**Text extract**
An array is monotonic if it is either monotone increasing or monotone decreasing.

An array nums is monotone increasing if for all i <= j, nums[i] <= nums[j]. An array nums is monotone decreasing if for all i <= j, nums[i] >= nums[j].

Given an integer array nums, return true if the given array is monotonic, or false otherwise.

Examples:

  1. nums = [1,2,2,3] Output: true
  2. nums = [6,5,4,4] Output: true
  3. nums = [1,3,2] Output: false

Can you write code to efficiently determine if a given array is monotonic, considering various edge cases and optimizing for time and space complexity? Please provide a detailed explanation of your approach, including the time and space complexity analysis.

**Input for this task**
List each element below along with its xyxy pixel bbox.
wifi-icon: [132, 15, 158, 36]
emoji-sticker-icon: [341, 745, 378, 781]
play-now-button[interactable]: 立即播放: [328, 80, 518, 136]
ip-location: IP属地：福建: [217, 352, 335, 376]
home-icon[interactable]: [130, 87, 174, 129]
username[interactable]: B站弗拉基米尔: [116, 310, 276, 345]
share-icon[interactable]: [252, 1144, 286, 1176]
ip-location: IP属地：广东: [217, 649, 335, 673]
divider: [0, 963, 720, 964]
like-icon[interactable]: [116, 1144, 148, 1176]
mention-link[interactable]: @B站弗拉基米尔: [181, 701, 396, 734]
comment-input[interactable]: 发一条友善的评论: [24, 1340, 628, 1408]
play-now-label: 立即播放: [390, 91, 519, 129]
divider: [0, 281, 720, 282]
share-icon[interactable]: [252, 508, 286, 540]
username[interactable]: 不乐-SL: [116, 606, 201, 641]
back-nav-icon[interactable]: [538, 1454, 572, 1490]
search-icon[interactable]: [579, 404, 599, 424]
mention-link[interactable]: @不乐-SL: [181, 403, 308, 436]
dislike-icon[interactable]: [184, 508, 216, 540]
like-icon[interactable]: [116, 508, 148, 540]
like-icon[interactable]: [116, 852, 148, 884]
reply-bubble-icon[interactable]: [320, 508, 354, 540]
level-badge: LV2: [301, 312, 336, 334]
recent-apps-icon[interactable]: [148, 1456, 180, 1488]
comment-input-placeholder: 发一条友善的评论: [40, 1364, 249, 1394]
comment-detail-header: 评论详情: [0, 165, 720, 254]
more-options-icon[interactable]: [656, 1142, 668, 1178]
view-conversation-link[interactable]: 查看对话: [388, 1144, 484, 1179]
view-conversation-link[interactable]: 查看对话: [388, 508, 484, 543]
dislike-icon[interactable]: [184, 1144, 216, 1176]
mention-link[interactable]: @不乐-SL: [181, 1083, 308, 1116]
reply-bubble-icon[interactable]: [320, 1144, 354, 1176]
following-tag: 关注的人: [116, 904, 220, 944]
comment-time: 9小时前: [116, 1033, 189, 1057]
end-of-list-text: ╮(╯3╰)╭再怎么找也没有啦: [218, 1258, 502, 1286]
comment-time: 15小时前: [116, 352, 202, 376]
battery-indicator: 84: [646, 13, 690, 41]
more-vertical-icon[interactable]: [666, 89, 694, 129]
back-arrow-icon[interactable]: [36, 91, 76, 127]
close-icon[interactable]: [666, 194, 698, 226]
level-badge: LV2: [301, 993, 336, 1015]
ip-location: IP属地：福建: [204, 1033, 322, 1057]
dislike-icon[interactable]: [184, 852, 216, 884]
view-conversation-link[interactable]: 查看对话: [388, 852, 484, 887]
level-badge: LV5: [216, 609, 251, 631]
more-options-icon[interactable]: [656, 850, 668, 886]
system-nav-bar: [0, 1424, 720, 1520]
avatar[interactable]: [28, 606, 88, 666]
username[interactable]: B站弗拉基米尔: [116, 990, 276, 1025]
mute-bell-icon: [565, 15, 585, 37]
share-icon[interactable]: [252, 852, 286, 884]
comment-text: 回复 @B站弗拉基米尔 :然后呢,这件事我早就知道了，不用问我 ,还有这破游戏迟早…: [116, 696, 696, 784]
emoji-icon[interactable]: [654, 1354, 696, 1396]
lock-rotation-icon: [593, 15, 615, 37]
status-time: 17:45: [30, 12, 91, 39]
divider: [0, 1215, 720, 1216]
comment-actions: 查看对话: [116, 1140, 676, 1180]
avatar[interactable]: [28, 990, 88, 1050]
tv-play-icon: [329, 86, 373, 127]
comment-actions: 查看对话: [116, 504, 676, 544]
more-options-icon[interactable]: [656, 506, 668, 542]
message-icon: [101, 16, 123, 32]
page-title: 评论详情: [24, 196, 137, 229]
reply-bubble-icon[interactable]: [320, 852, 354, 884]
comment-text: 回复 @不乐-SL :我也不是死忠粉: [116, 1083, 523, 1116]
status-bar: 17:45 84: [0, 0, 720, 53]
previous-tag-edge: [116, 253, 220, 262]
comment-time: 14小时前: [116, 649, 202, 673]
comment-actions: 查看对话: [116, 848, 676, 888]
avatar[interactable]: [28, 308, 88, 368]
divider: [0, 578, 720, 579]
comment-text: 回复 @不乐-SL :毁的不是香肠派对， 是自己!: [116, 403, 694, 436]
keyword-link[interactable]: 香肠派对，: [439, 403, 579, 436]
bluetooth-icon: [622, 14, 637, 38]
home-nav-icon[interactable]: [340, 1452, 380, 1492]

**Task list**
A) Restate the monotonic array problem word for word.
B) Quote the records from their first line through the line with "comment-input-placeholder: 发一条友善的评论: [40, 1364, 249, 1394]", including both of those lines.

**Solutions to the problems**
A)
An array is monotonic if it is either monotone increasing or monotone decreasing.

An array nums is monotone increasing if for all i <= j, nums[i] <= nums[j]. An array nums is monotone decreasing if for all i <= j, nums[i] >= nums[j].

Given an integer array nums, return true if the given array is monotonic, or false otherwise.

Examples:

  1. nums = [1,2,2,3] Output: true
  2. nums = [6,5,4,4] Output: true
  3. nums = [1,3,2] Output: false

Can you write code to efficiently determine if a given array is monotonic, considering various edge cases and optimizing for time and space complexity? Please provide a detailed explanation of your approach, including the time and space complexity analysis.

B)
List each element below along with its xyxy pixel bbox.
wifi-icon: [132, 15, 158, 36]
emoji-sticker-icon: [341, 745, 378, 781]
play-now-button[interactable]: 立即播放: [328, 80, 518, 136]
ip-location: IP属地：福建: [217, 352, 335, 376]
home-icon[interactable]: [130, 87, 174, 129]
username[interactable]: B站弗拉基米尔: [116, 310, 276, 345]
share-icon[interactable]: [252, 1144, 286, 1176]
ip-location: IP属地：广东: [217, 649, 335, 673]
divider: [0, 963, 720, 964]
like-icon[interactable]: [116, 1144, 148, 1176]
mention-link[interactable]: @B站弗拉基米尔: [181, 701, 396, 734]
comment-input[interactable]: 发一条友善的评论: [24, 1340, 628, 1408]
play-now-label: 立即播放: [390, 91, 519, 129]
divider: [0, 281, 720, 282]
share-icon[interactable]: [252, 508, 286, 540]
username[interactable]: 不乐-SL: [116, 606, 201, 641]
back-nav-icon[interactable]: [538, 1454, 572, 1490]
search-icon[interactable]: [579, 404, 599, 424]
mention-link[interactable]: @不乐-SL: [181, 403, 308, 436]
dislike-icon[interactable]: [184, 508, 216, 540]
like-icon[interactable]: [116, 508, 148, 540]
like-icon[interactable]: [116, 852, 148, 884]
reply-bubble-icon[interactable]: [320, 508, 354, 540]
level-badge: LV2: [301, 312, 336, 334]
recent-apps-icon[interactable]: [148, 1456, 180, 1488]
comment-input-placeholder: 发一条友善的评论: [40, 1364, 249, 1394]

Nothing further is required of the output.